Transcribe the records that follow, preserving every word.

▶ _TASK DATA_:
################

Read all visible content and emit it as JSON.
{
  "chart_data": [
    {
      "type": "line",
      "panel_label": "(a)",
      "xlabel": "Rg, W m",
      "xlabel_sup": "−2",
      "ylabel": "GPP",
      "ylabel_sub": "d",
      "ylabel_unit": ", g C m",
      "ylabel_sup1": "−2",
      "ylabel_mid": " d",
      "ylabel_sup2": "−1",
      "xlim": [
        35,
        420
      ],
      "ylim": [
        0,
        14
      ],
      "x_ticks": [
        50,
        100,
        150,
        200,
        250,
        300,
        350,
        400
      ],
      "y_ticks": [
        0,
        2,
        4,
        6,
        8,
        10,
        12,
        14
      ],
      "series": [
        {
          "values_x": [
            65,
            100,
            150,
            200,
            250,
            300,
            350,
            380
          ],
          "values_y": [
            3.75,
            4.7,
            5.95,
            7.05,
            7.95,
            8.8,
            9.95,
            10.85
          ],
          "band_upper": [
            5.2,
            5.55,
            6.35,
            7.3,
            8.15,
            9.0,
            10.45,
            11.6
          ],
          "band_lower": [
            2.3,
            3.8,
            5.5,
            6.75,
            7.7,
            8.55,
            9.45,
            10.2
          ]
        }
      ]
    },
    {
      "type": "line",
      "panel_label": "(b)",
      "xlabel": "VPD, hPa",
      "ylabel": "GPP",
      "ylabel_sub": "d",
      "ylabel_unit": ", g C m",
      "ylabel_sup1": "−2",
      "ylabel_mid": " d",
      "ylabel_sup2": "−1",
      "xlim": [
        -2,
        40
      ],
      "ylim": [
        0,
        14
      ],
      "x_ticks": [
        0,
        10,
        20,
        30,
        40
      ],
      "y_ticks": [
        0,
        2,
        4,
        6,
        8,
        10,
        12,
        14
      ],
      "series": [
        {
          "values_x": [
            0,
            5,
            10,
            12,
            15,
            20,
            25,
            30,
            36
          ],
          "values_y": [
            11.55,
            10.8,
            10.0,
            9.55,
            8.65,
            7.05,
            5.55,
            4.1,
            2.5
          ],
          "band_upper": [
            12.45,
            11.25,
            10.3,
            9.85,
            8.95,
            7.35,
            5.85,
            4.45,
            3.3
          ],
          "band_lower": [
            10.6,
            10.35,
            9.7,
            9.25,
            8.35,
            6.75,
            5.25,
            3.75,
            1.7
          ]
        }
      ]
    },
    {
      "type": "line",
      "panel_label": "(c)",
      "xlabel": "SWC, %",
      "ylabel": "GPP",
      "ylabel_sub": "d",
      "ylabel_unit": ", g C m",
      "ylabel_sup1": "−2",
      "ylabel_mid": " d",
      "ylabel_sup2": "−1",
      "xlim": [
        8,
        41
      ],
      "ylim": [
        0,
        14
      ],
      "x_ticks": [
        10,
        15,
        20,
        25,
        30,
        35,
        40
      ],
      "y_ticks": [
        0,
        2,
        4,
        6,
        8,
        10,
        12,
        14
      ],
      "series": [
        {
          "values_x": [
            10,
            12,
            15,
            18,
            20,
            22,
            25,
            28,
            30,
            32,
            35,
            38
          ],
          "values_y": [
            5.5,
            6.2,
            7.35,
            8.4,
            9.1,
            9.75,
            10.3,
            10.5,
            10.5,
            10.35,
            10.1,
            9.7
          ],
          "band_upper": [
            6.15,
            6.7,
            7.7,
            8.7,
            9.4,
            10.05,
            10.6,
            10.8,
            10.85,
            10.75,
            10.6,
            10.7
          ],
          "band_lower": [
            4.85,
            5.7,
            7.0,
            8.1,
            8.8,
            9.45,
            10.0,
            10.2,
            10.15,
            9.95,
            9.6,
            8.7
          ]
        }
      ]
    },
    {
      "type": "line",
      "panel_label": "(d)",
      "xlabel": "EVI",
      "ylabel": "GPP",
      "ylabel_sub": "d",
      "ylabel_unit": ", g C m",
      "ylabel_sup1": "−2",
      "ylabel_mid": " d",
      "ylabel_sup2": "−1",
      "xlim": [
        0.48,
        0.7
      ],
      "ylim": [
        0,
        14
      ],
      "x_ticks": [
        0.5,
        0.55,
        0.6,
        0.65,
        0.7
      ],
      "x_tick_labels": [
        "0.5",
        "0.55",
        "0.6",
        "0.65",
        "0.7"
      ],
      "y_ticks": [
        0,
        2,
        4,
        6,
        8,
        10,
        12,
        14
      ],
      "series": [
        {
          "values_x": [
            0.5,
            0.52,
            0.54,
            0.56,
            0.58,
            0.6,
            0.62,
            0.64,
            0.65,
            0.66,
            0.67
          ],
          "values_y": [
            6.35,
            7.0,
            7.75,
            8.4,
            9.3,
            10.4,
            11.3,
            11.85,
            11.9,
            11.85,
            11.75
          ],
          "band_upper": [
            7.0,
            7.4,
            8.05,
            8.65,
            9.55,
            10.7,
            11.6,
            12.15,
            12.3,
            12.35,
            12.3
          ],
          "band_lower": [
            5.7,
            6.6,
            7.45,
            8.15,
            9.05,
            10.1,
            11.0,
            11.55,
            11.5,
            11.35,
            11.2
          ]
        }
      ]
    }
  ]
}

################

▶ _TASK OUTPUT_:
Read all visible content and emit it as JSON.
{
  "chart_data": [
    {
      "type": "line",
      "panel_label": "(a)",
      "xlabel": "Rg, W m",
      "xlabel_sup": "−2",
      "ylabel": "GPP",
      "ylabel_sub": "d",
      "ylabel_unit": ", g C m",
      "ylabel_sup1": "−2",
      "ylabel_mid": " d",
      "ylabel_sup2": "−1",
      "xlim": [
        35,
        420
      ],
      "ylim": [
        0,
        14
      ],
      "x_ticks": [
        50,
        100,
        150,
        200,
        250,
        300,
        350,
        400
      ],
      "y_ticks": [
        0,
        2,
        4,
        6,
        8,
        10,
        12,
        14
      ],
      "series": [
        {
          "values_x": [
            65,
            100,
            150,
            200,
            250,
            300,
            350,
            380
          ],
          "values_y": [
            3.75,
            4.7,
            5.95,
            7.05,
            7.95,
            8.8,
            9.95,
            10.85
          ],
          "band_upper": [
            5.2,
            5.55,
            6.35,
            7.3,
            8.15,
            9.0,
            10.45,
            11.6
          ],
          "band_lower": [
            2.3,
            3.8,
            5.5,
            6.75,
            7.7,
            8.55,
            9.45,
            10.2
          ]
        }
      ]
    },
    {
      "type": "line",
      "panel_label": "(b)",
      "xlabel": "VPD, hPa",
      "ylabel": "GPP",
      "ylabel_sub": "d",
      "ylabel_unit": ", g C m",
      "ylabel_sup1": "−2",
      "ylabel_mid": " d",
      "ylabel_sup2": "−1",
      "xlim": [
        -2,
        40
      ],
      "ylim": [
        0,
        14
      ],
      "x_ticks": [
        0,
        10,
        20,
        30,
        40
      ],
      "y_ticks": [
        0,
        2,
        4,
        6,
        8,
        10,
        12,
        14
      ],
      "series": [
        {
          "values_x": [
            0,
            5,
            10,
            12,
            15,
            20,
            25,
            30,
            36
          ],
          "values_y": [
            11.55,
            10.8,
            10.0,
            9.55,
            8.65,
            7.05,
            5.55,
            4.1,
            2.5
          ],
          "band_upper": [
            12.45,
            11.25,
            10.3,
            9.85,
            8.95,
            7.35,
            5.85,
            4.45,
            3.3
          ],
          "band_lower": [
            10.6,
            10.35,
            9.7,
            9.25,
            8.35,
            6.75,
            5.25,
            3.75,
            1.7
          ]
        }
      ]
    },
    {
      "type": "line",
      "panel_label": "(c)",
      "xlabel": "SWC, %",
      "ylabel": "GPP",
      "ylabel_sub": "d",
      "ylabel_unit": ", g C m",
      "ylabel_sup1": "−2",
      "ylabel_mid": " d",
      "ylabel_sup2": "−1",
      "xlim": [
        8,
        41
      ],
      "ylim": [
        0,
        14
      ],
      "x_ticks": [
        10,
        15,
        20,
        25,
        30,
        35,
        40
      ],
      "y_ticks": [
        0,
        2,
        4,
        6,
        8,
        10,
        12,
        14
      ],
      "series": [
        {
          "values_x": [
            10,
            12,
            15,
            18,
            20,
            22,
            25,
            28,
            30,
            32,
            35,
            38
          ],
          "values_y": [
            5.5,
            6.2,
            7.35,
            8.4,
            9.1,
            9.75,
            10.3,
            10.5,
            10.5,
            10.35,
            10.1,
            9.7
          ],
          "band_upper": [
            6.15,
            6.7,
            7.7,
            8.7,
            9.4,
            10.05,
            10.6,
            10.8,
            10.85,
            10.75,
            10.6,
            10.7
          ],
          "band_lower": [
            4.85,
            5.7,
            7.0,
            8.1,
            8.8,
            9.45,
            10.0,
            10.2,
            10.15,
            9.95,
            9.6,
            8.7
          ]
        }
      ]
    },
    {
      "type": "line",
      "panel_label": "(d)",
      "xlabel": "EVI",
      "ylabel": "GPP",
      "ylabel_sub": "d",
      "ylabel_unit": ", g C m",
      "ylabel_sup1": "−2",
      "ylabel_mid": " d",
      "ylabel_sup2": "−1",
      "xlim": [
        0.48,
        0.7
      ],
      "ylim": [
        0,
        14
      ],
      "x_ticks": [
        0.5,
        0.55,
        0.6,
        0.65,
        0.7
      ],
      "x_tick_labels": [
        "0.5",
        "0.55",
        "0.6",
        "0.65",
        "0.7"
      ],
      "y_ticks": [
        0,
        2,
        4,
        6,
        8,
        10,
        12,
        14
      ],
      "series": [
        {
          "values_x": [
            0.5,
            0.52,
            0.54,
            0.56,
            0.58,
            0.6,
            0.62,
            0.64,
            0.65,
            0.66,
            0.67
          ],
          "values_y": [
            6.35,
            7.0,
            7.75,
            8.4,
            9.3,
            10.4,
            11.3,
            11.85,
            11.9,
            11.85,
            11.75
          ],
          "band_upper": [
            7.0,
            7.4,
            8.05,
            8.65,
            9.55,
            10.7,
            11.6,
            12.15,
            12.3,
            12.35,
            12.3
          ],
          "band_lower": [
            5.7,
            6.6,
            7.45,
            8.15,
            9.05,
            10.1,
            11.0,
            11.55,
            11.5,
            11.35,
            11.2
          ]
        }
      ]
    }
  ]
}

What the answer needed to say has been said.